=== What you need to do ===
Update the entries from the line that has "y-axis-label: 건 [423,263,429,272]" through the line that has "table-row: 06월 2,883", replacing "table-row" with "data-row" and leaving everything else unchanged.

=== Data shown ===

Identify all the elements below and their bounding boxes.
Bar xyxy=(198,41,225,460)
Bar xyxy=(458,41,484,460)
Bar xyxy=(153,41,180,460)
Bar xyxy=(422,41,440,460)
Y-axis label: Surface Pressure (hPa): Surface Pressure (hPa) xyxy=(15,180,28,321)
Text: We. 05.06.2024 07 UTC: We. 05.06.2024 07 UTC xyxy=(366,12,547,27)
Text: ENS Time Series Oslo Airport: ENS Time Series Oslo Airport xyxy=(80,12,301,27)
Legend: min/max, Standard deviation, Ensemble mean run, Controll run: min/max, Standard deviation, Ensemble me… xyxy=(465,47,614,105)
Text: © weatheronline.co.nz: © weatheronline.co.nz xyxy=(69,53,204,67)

==

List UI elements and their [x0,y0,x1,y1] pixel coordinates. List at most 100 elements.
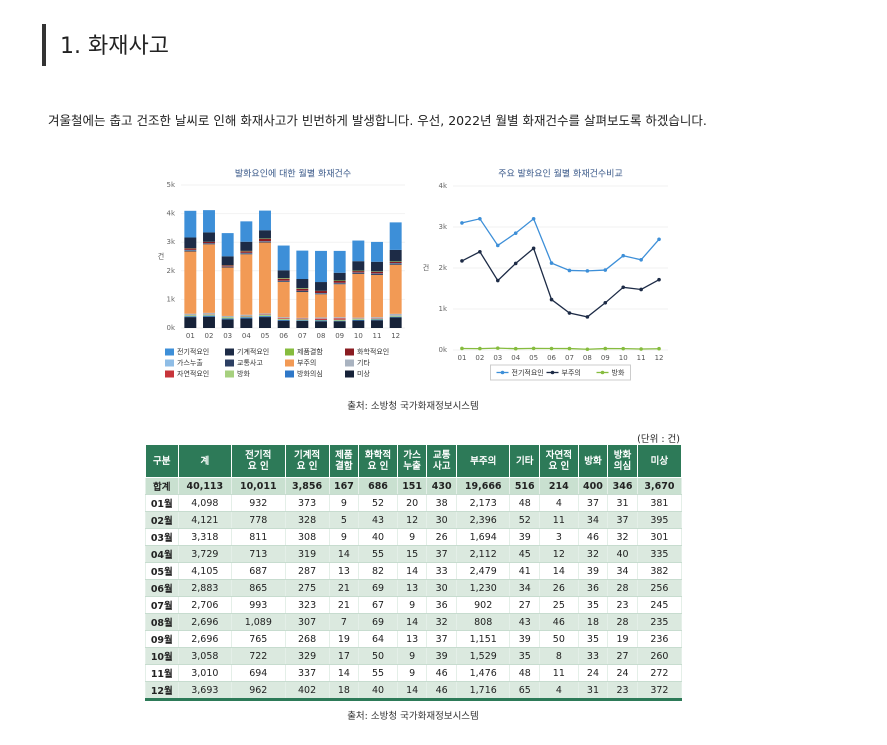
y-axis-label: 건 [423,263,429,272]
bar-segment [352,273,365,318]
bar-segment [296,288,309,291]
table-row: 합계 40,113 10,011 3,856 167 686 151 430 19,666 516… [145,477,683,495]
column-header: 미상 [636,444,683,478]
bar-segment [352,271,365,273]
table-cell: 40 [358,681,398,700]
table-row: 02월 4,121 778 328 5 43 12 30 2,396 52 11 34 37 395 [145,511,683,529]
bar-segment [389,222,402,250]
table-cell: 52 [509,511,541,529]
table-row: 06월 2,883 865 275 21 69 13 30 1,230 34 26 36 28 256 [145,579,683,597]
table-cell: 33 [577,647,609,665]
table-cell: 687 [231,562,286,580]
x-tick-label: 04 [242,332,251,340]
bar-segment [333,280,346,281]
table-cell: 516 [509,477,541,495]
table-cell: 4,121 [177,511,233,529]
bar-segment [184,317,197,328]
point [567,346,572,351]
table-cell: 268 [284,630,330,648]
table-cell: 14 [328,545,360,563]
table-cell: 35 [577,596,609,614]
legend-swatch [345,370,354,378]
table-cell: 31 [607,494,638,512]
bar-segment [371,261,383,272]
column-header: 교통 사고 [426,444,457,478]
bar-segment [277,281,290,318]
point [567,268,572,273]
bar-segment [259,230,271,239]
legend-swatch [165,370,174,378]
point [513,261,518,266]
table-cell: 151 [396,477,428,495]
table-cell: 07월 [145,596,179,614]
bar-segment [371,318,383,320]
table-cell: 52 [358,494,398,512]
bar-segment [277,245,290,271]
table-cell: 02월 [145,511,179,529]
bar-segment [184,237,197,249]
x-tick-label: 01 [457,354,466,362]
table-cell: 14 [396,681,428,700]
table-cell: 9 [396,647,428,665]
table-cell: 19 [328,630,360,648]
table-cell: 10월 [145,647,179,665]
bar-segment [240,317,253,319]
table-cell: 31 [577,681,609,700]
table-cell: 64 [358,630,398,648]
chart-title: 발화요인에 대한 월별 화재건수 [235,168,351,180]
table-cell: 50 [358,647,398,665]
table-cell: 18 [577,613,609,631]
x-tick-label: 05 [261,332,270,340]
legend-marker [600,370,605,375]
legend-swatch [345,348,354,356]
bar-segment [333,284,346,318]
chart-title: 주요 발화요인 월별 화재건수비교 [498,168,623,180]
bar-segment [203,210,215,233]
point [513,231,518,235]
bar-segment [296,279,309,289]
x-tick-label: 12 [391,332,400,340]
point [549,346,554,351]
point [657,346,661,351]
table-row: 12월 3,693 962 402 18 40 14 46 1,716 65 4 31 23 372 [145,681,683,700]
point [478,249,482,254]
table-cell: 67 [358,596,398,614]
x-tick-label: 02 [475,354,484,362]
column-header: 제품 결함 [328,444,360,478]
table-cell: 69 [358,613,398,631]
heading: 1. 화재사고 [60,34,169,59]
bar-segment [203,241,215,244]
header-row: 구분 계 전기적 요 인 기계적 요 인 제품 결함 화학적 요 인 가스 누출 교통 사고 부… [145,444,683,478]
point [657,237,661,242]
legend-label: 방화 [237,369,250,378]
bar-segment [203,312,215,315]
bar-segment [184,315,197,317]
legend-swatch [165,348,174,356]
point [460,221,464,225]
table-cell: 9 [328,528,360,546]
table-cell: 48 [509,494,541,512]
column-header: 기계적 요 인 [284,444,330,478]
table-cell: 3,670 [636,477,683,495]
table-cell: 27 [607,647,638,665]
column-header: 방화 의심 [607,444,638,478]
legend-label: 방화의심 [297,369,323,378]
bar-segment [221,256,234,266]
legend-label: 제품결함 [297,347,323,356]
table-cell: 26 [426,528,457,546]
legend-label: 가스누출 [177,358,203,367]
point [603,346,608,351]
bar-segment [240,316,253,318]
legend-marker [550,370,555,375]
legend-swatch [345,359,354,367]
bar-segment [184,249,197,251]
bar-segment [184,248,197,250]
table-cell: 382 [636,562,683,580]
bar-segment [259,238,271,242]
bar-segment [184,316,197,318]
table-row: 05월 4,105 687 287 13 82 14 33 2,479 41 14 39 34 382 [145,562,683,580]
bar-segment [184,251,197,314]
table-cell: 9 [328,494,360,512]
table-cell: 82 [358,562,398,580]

=== The output ===
y-axis-label: 건 [423,263,429,272]
bar-segment [352,273,365,318]
bar-segment [296,288,309,291]
data-row: 합계 40,113 10,011 3,856 167 686 151 430 19,666 516… [145,477,683,495]
column-header: 미상 [636,444,683,478]
bar-segment [352,271,365,273]
table-cell: 40 [358,681,398,700]
data-row: 02월 4,121 778 328 5 43 12 30 2,396 52 11 34 37 395 [145,511,683,529]
bar-segment [389,222,402,250]
table-cell: 52 [509,511,541,529]
data-row: 06월 2,883 865 275 21 69 13 30 1,230 34 26 36 28 256 [145,579,683,597]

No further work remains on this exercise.